**INSTRUCTIONS TO FOLLOW:**
Locate all lines with the word "scale". Copy them.

**PROVIDED RECORDS:**
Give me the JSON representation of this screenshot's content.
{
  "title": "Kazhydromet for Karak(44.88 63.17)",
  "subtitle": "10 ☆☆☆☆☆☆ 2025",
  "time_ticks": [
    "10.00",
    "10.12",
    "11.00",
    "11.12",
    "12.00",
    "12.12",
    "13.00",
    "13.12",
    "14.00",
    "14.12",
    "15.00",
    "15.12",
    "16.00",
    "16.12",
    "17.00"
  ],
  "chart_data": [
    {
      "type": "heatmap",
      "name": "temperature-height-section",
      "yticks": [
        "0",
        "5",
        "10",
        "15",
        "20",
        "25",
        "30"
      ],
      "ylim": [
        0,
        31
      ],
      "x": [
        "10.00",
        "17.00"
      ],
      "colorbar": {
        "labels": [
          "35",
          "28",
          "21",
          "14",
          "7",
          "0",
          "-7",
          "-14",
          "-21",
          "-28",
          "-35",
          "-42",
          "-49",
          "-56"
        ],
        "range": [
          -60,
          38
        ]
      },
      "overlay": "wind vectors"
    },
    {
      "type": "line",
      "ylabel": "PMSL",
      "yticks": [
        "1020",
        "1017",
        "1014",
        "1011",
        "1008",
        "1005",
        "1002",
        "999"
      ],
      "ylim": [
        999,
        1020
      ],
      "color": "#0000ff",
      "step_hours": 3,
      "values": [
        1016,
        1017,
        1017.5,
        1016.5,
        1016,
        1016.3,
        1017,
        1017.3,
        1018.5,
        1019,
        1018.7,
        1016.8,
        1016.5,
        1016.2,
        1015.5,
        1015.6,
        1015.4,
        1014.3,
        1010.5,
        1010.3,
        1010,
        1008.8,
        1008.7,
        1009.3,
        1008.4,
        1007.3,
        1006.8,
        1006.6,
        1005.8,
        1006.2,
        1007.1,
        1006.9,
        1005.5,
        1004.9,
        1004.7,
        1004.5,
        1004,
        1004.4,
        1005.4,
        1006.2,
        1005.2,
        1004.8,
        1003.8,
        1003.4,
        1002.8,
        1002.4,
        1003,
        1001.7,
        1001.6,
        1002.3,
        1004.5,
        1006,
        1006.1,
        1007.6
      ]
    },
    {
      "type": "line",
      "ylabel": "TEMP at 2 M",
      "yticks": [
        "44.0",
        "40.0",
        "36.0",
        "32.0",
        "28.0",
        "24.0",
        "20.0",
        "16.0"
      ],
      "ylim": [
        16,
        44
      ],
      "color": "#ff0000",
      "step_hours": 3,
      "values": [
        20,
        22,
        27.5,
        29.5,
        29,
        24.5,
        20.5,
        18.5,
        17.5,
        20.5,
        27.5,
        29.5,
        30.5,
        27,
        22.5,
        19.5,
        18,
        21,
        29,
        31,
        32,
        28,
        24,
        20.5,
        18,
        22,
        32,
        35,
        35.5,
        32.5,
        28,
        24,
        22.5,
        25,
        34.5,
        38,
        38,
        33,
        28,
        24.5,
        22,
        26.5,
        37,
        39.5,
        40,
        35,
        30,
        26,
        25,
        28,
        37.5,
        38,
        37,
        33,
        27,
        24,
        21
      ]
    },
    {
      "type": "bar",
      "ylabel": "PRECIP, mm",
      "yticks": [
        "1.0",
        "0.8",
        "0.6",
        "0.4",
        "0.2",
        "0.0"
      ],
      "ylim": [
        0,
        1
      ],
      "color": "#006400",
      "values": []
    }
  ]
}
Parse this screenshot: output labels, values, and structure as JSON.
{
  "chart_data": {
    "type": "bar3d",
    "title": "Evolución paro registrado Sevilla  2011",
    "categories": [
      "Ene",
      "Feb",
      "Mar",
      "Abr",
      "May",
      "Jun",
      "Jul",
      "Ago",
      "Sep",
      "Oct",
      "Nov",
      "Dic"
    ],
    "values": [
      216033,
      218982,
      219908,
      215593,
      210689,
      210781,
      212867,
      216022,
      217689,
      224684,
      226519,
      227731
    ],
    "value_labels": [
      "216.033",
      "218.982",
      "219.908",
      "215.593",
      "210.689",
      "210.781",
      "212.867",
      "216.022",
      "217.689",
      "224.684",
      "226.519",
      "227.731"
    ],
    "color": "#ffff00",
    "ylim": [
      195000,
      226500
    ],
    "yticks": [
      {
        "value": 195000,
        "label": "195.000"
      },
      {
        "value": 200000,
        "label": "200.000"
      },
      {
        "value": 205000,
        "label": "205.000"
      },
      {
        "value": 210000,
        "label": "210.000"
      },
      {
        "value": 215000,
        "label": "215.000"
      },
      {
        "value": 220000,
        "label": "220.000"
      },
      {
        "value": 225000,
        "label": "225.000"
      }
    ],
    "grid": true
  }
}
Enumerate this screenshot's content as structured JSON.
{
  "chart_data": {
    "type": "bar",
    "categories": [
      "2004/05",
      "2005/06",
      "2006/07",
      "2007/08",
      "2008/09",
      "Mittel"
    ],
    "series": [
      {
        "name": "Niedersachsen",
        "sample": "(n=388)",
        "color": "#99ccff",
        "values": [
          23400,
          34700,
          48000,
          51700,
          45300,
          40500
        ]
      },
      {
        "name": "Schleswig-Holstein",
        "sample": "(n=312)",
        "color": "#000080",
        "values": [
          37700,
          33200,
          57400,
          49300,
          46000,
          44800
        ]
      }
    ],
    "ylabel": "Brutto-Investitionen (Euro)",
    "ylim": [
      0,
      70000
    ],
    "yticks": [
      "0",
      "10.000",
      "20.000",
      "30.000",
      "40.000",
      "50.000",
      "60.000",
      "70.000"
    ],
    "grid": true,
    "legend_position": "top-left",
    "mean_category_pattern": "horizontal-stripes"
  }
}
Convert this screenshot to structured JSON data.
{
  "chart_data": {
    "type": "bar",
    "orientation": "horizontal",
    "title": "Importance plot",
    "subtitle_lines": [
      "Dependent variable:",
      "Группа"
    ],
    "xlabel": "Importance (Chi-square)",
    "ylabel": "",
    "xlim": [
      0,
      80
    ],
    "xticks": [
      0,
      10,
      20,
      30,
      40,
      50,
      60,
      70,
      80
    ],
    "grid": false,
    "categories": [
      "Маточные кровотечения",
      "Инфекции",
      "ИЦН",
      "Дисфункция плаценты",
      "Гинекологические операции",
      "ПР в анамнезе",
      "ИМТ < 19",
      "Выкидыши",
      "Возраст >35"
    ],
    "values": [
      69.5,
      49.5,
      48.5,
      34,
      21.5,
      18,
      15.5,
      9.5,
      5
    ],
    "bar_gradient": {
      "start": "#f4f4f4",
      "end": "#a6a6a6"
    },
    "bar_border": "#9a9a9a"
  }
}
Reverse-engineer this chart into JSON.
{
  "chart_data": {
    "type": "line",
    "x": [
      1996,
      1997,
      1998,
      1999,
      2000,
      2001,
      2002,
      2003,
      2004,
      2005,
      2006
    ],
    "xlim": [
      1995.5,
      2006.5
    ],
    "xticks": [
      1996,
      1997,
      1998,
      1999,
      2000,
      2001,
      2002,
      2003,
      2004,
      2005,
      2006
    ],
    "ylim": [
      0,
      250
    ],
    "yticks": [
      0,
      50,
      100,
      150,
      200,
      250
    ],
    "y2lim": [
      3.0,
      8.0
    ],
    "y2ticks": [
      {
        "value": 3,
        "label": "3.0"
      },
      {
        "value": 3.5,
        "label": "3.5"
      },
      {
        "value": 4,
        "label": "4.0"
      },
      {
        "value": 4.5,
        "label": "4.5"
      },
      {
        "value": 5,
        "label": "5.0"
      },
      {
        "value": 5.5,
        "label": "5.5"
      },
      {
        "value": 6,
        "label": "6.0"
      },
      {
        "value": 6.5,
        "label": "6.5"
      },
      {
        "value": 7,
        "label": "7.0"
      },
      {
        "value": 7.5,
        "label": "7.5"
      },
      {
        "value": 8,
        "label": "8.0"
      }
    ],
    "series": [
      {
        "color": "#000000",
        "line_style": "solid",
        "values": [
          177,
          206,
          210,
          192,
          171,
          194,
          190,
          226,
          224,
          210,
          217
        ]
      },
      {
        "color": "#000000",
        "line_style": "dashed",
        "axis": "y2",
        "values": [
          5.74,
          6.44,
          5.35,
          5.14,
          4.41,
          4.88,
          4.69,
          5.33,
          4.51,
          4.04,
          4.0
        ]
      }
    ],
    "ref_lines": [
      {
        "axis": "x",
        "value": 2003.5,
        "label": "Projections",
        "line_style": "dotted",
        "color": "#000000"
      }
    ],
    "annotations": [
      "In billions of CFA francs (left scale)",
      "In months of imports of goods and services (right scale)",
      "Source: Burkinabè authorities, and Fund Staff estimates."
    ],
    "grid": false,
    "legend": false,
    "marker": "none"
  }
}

**EXERCISE ANSWER:**
      "In billions of CFA francs (left scale)",
      "In months of imports of goods and services (right scale)",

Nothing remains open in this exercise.